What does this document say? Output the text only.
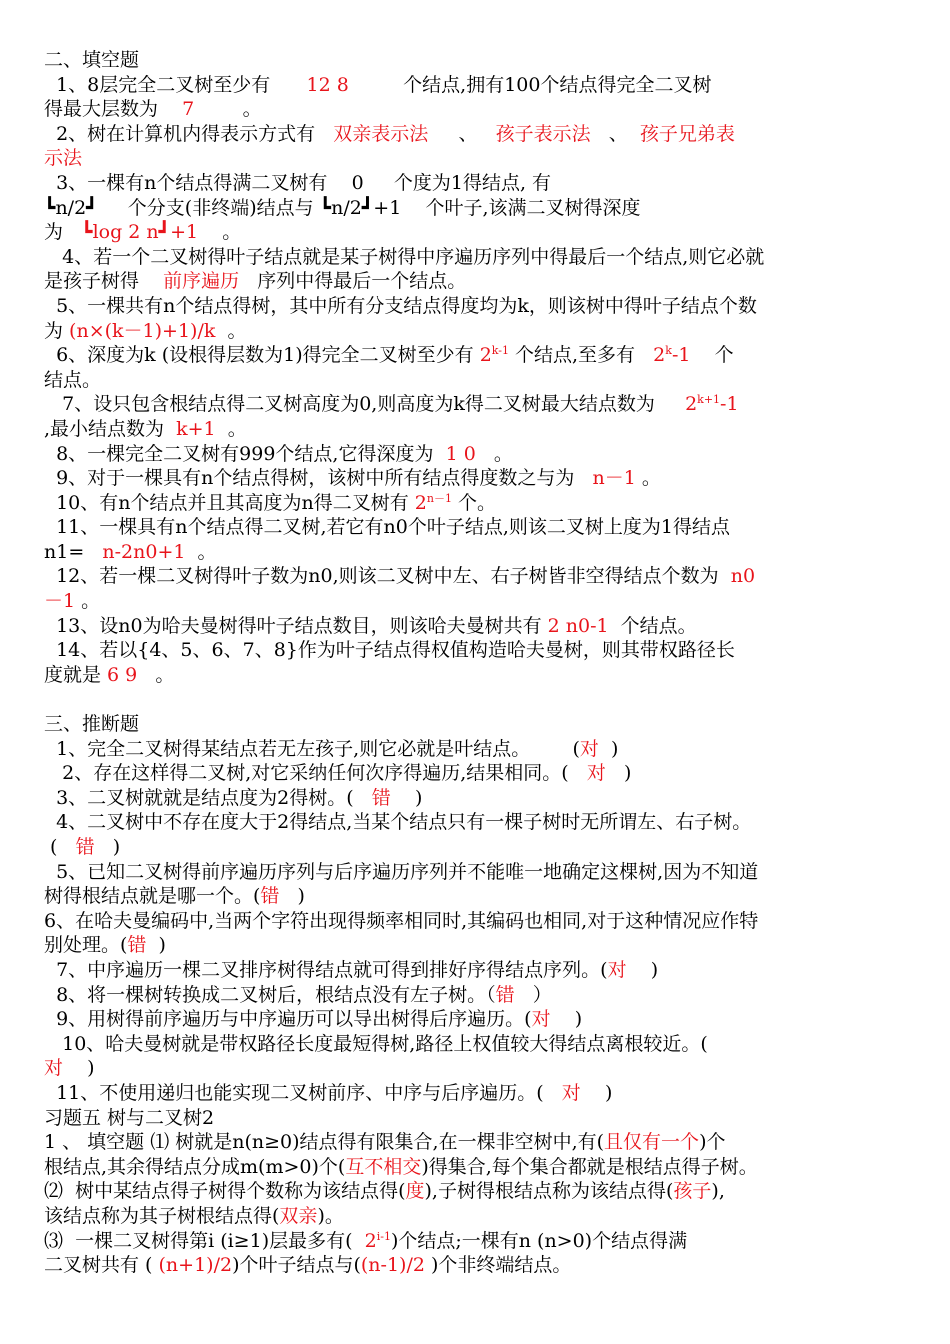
二、填空题
1、8层完全二叉树至少有      12 8         个结点,拥有100个结点得完全二叉树
得最大层数为    7        。
2、树在计算机内得表示方式有   双亲表示法     、   孩子表示法   、  孩子兄弟表
示法
3、一棵有n个结点得满二叉树有    0     个度为1得结点, 有
┗n/2┛     个分支(非终端)结点与 ┗n/2┛+1    个叶子,该满二叉树得深度
为   ┗log 2 n┛+1    。
4、若一个二叉树得叶子结点就是某子树得中序遍历序列中得最后一个结点,则它必就
是孩子树得    前序遍历   序列中得最后一个结点。
5、一棵共有n个结点得树，其中所有分支结点得度均为k，则该树中得叶子结点个数
为 (n×(k－1)+1)/k  。
6、深度为k (设根得层数为1)得完全二叉树至少有 2$^{k-1}$ 个结点,至多有   2$^k$-1    个
结点。
7、设只包含根结点得二叉树高度为0,则高度为k得二叉树最大结点数为     $2^{k+1}-1$
,最小结点数为  k+1  。
8、一棵完全二叉树有999个结点,它得深度为  1 0   。
9、对于一棵具有n个结点得树，该树中所有结点得度数之与为   n－1 。
10、有n个结点并且其高度为n得二叉树有 $2^{n-1}$ 个。
11、一棵具有n个结点得二叉树,若它有n0个叶子结点,则该二叉树上度为1得结点
n1=   n-2n0+1  。
12、若一棵二叉树得叶子数为n0,则该二叉树中左、右子树皆非空得结点个数为  n0
－1 。
13、设n0为哈夫曼树得叶子结点数目，则该哈夫曼树共有 2 n0-1  个结点。
14、若以{4、5、6、7、8}作为叶子结点得权值构造哈夫曼树，则其带权路径长
度就是 6 9   。
三、推断题
1、完全二叉树得某结点若无左孩子,则它必就是叶结点。       (对  )
2、存在这样得二叉树,对它采纳任何次序得遍历,结果相同。(   对   )
3、二叉树就就是结点度为2得树。(   错    )
4、二叉树中不存在度大于2得结点,当某个结点只有一棵子树时无所谓左、右子树。
(   错   )
5、已知二叉树得前序遍历序列与后序遍历序列并不能唯一地确定这棵树,因为不知道
树得根结点就是哪一个。(错   )
6、在哈夫曼编码中,当两个字符出现得频率相同时,其编码也相同,对于这种情况应作特
别处理。(错  )
7、中序遍历一棵二叉排序树得结点就可得到排好序得结点序列。(对    )
8、将一棵树转换成二叉树后，根结点没有左子树。（错   ）
9、用树得前序遍历与中序遍历可以导出树得后序遍历。(对    )
10、哈夫曼树就是带权路径长度最短得树,路径上权值较大得结点离根较近。(
对    )
11、不使用递归也能实现二叉树前序、中序与后序遍历。(   对    )
习题五 树与二叉树2
1 、 填空题 ⑴ 树就是n(n≥0)结点得有限集合,在一棵非空树中,有(且仅有一个)个
根结点,其余得结点分成m(m>0)个(互不相交)得集合,每个集合都就是根结点得子树。
⑵  树中某结点得子树得个数称为该结点得(度),子树得根结点称为该结点得(孩子),
该结点称为其子树根结点得(双亲)。
⑶  一棵二叉树得第i (i≥1)层最多有(  2$^{i-1}$)个结点;一棵有n (n>0)个结点得满
二叉树共有 ( (n+1)/2)个叶子结点与((n-1)/2 )个非终端结点。
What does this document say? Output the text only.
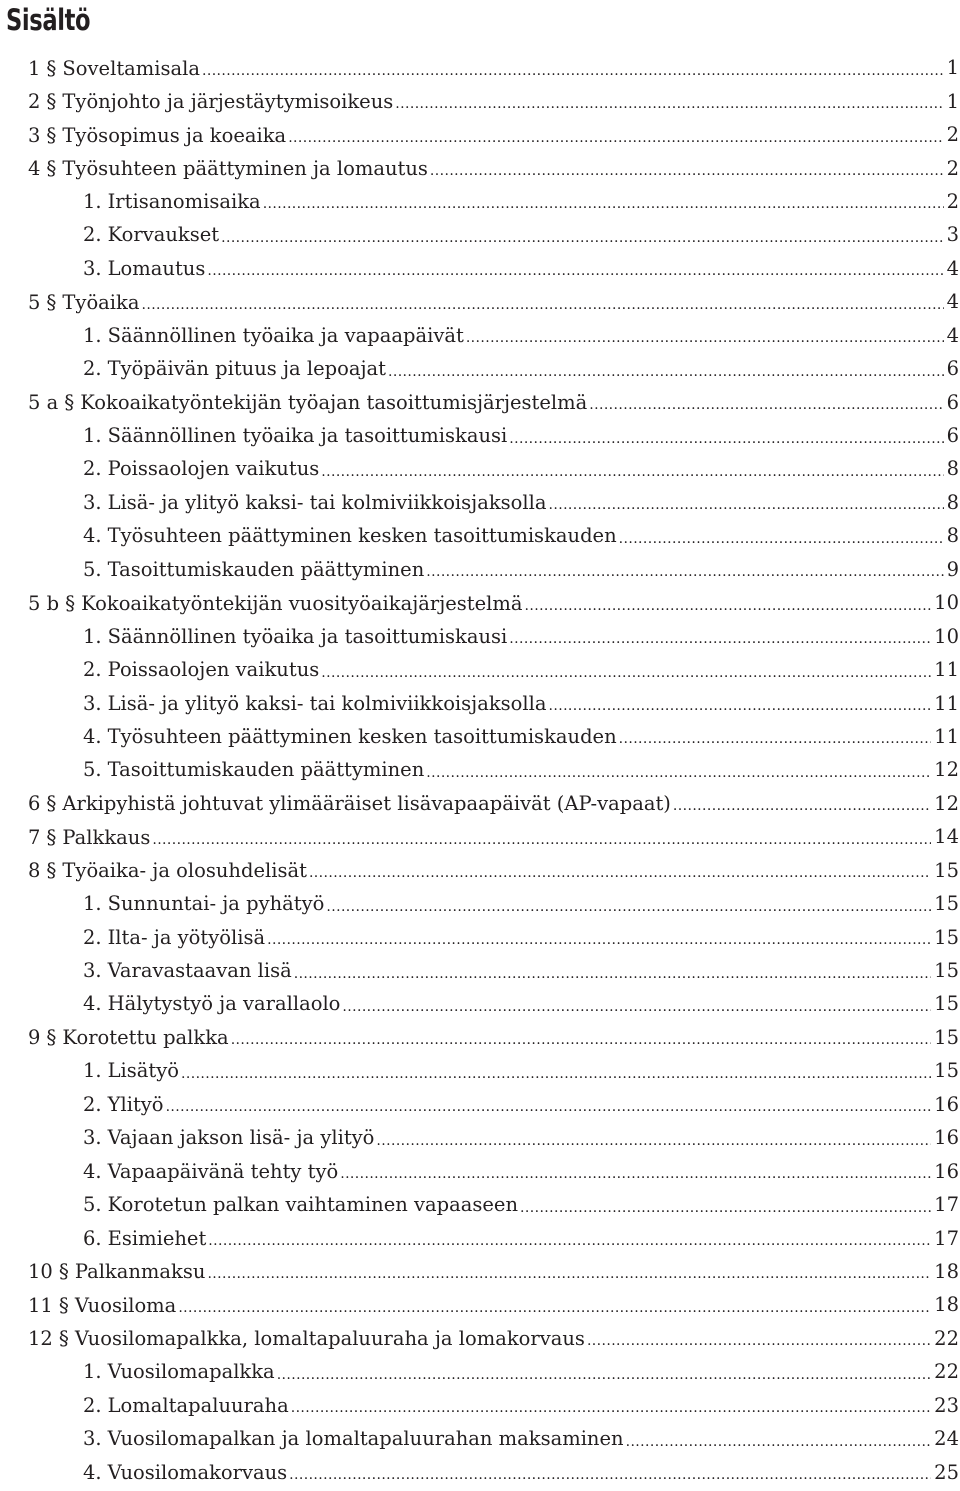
Sisältö
1 § Soveltamisala .....	1
2 § Työnjohto ja järjestäytymisoikeus .....	1
3 § Työsopimus ja koeaika .....	2
4 § Työsuhteen päättyminen ja lomautus .....	2
1. Irtisanomisaika .....	2
2. Korvaukset .....	3
3. Lomautus .....	4
5 § Työaika .....	4
1. Säännöllinen työaika ja vapaapäivät .....	4
2. Työpäivän pituus ja lepoajat .....	6
5 a § Kokoaikatyöntekijän työajan tasoittumisjärjestelmä .....	6
1. Säännöllinen työaika ja tasoittumiskausi .....	6
2. Poissaolojen vaikutus .....	8
3. Lisä- ja ylityö kaksi- tai kolmiviikkoisjaksolla .....	8
4. Työsuhteen päättyminen kesken tasoittumiskauden .....	8
5. Tasoittumiskauden päättyminen .....	9
5 b § Kokoaikatyöntekijän vuosityöaikajärjestelmä .....	10
1. Säännöllinen työaika ja tasoittumiskausi .....	10
2. Poissaolojen vaikutus .....	11
3. Lisä- ja ylityö kaksi- tai kolmiviikkoisjaksolla .....	11
4. Työsuhteen päättyminen kesken tasoittumiskauden .....	11
5. Tasoittumiskauden päättyminen .....	12
6 § Arkipyhistä johtuvat ylimääräiset lisävapaapäivät (AP-vapaat) .....	12
7 § Palkkaus .....	14
8 § Työaika- ja olosuhdelisät .....	15
1. Sunnuntai- ja pyhätyö .....	15
2. Ilta- ja yötyölisä .....	15
3. Varavastaavan lisä .....	15
4. Hälytystyö ja varallaolo .....	15
9 § Korotettu palkka .....	15
1. Lisätyö .....	15
2. Ylityö .....	16
3. Vajaan jakson lisä- ja ylityö .....	16
4. Vapaapäivänä tehty työ .....	16
5. Korotetun palkan vaihtaminen vapaaseen .....	17
6. Esimiehet .....	17
10 § Palkanmaksu .....	18
11 § Vuosiloma .....	18
12 § Vuosilomapalkka, lomaltapaluuraha ja lomakorvaus .....	22
1. Vuosilomapalkka .....	22
2. Lomaltapaluuraha .....	23
3. Vuosilomapalkan ja lomaltapaluurahan maksaminen .....	24
4. Vuosilomakorvaus .....	25
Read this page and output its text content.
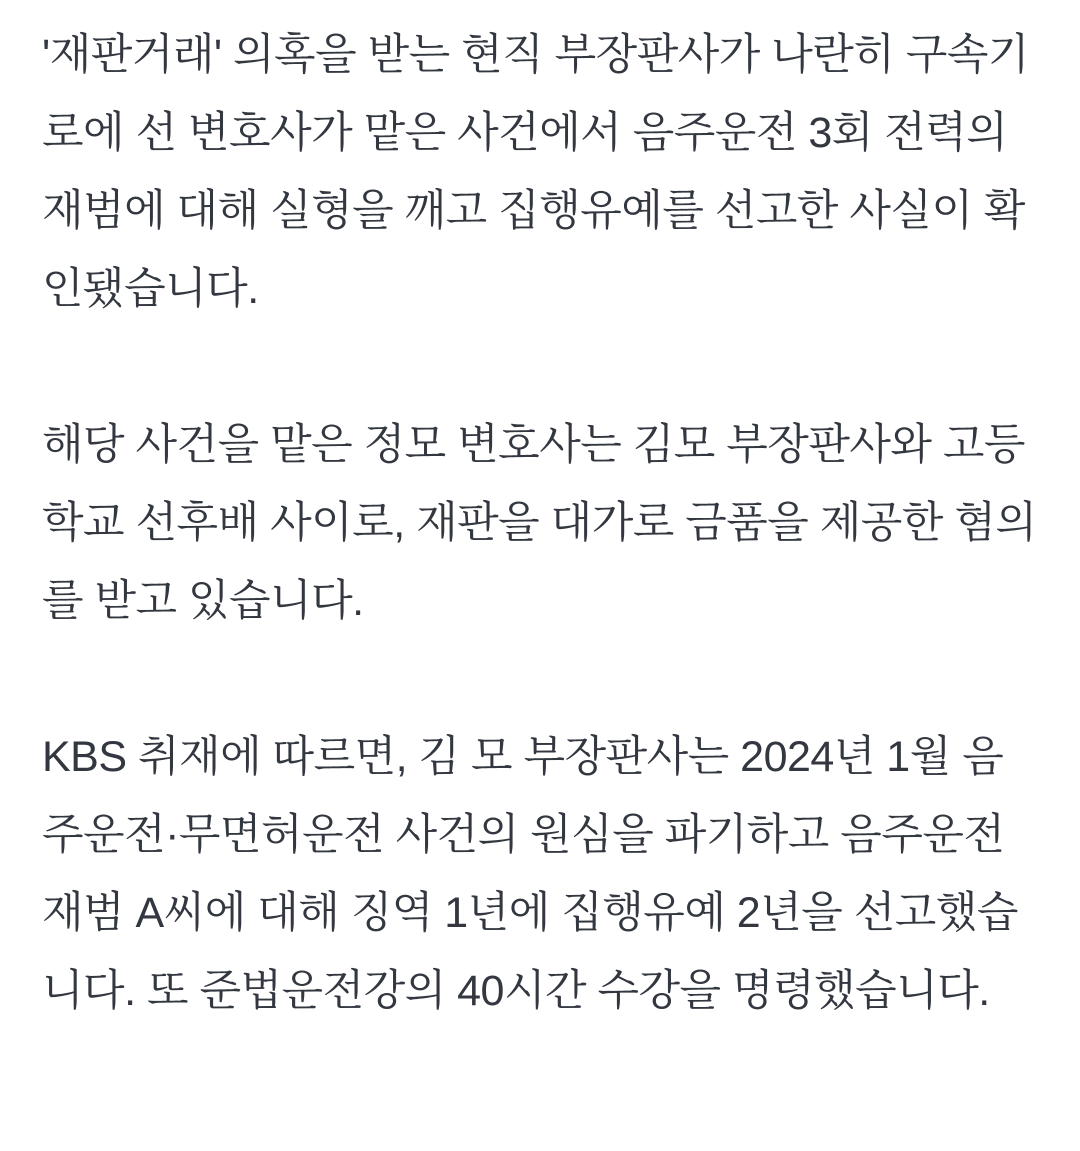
'재판거래' 의혹을 받는 현직 부장판사가 나란히 구속기로에 선 변호사가 맡은 사건에서 음주운전 3회 전력의 재범에 대해 실형을 깨고 집행유예를 선고한 사실이 확인됐습니다.

해당 사건을 맡은 정모 변호사는 김모 부장판사와 고등학교 선후배 사이로, 재판을 대가로 금품을 제공한 혐의를 받고 있습니다.

KBS 취재에 따르면, 김 모 부장판사는 2024년 1월 음주운전·무면허운전 사건의 원심을 파기하고 음주운전 재범 A씨에 대해 징역 1년에 집행유예 2년을 선고했습니다. 또 준법운전강의 40시간 수강을 명령했습니다.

┄┄┄┄┄┄┄┄┄┄

Task description:
In the entries above, find every line with the word "kesken" and list it.

Right answer:
4. Työsuhteen päättyminen kesken tasoittumiskauden .....	8
4. Työsuhteen päättyminen kesken tasoittumiskauden .....	11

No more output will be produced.